- **Extracted material**:
----------------------------------------
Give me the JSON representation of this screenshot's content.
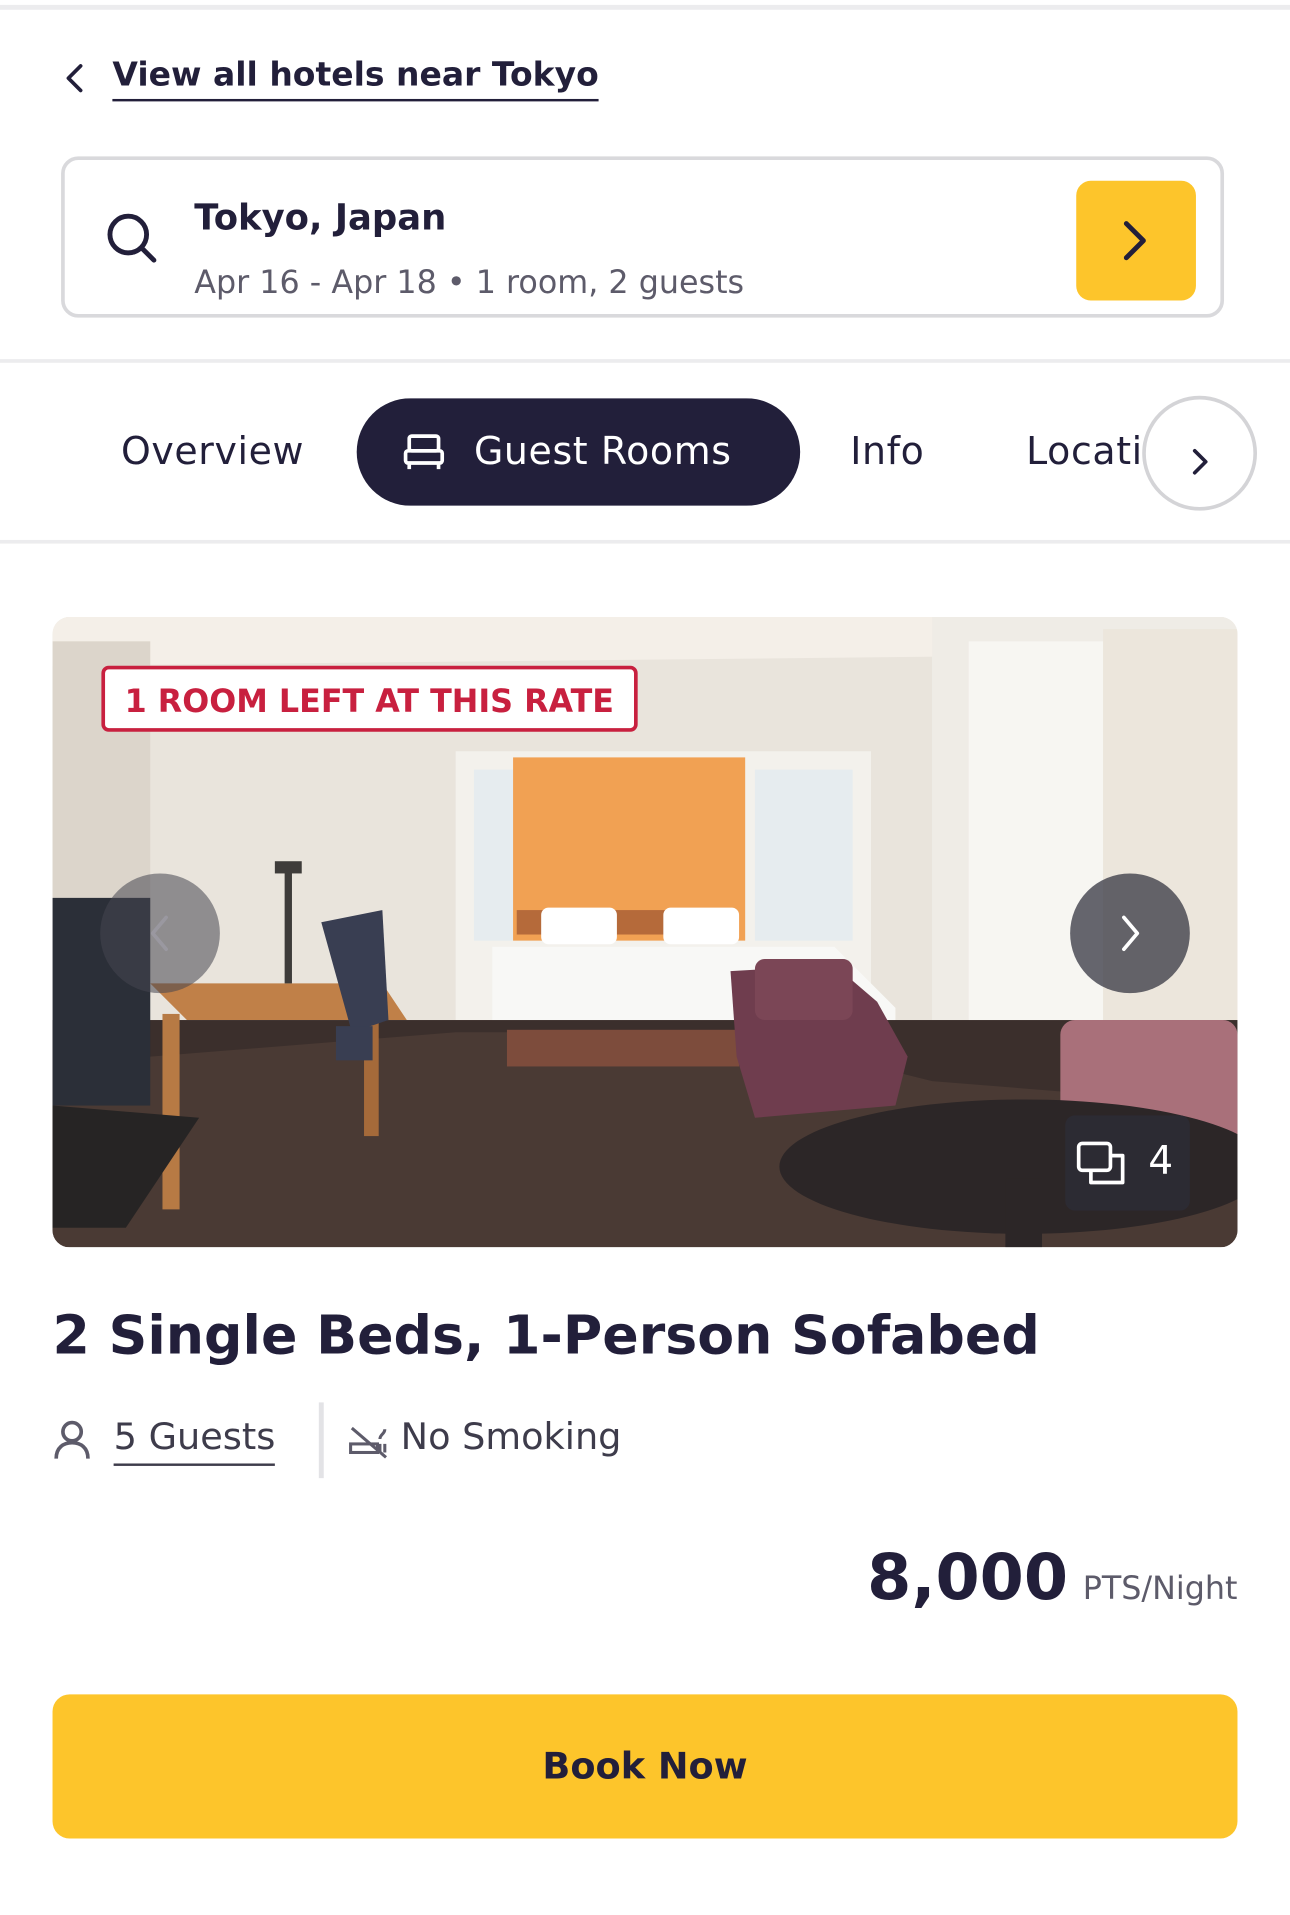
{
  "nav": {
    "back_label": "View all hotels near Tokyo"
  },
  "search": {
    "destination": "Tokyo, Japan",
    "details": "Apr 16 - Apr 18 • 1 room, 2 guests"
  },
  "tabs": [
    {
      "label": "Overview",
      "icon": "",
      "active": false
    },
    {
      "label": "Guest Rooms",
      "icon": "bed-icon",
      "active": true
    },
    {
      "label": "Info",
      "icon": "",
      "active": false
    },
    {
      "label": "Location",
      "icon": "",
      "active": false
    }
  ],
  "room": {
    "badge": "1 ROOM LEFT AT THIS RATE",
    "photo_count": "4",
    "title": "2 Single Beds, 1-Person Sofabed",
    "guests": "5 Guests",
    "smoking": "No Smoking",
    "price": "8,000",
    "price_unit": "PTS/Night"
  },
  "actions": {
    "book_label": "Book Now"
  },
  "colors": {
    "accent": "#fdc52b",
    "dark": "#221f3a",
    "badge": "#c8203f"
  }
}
----------------------------------------
- **Exercise directions**: Copy each line above that contains the string "Tokyo".

- **Worked solution**:
    "back_label": "View all hotels near Tokyo"
    "destination": "Tokyo, Japan",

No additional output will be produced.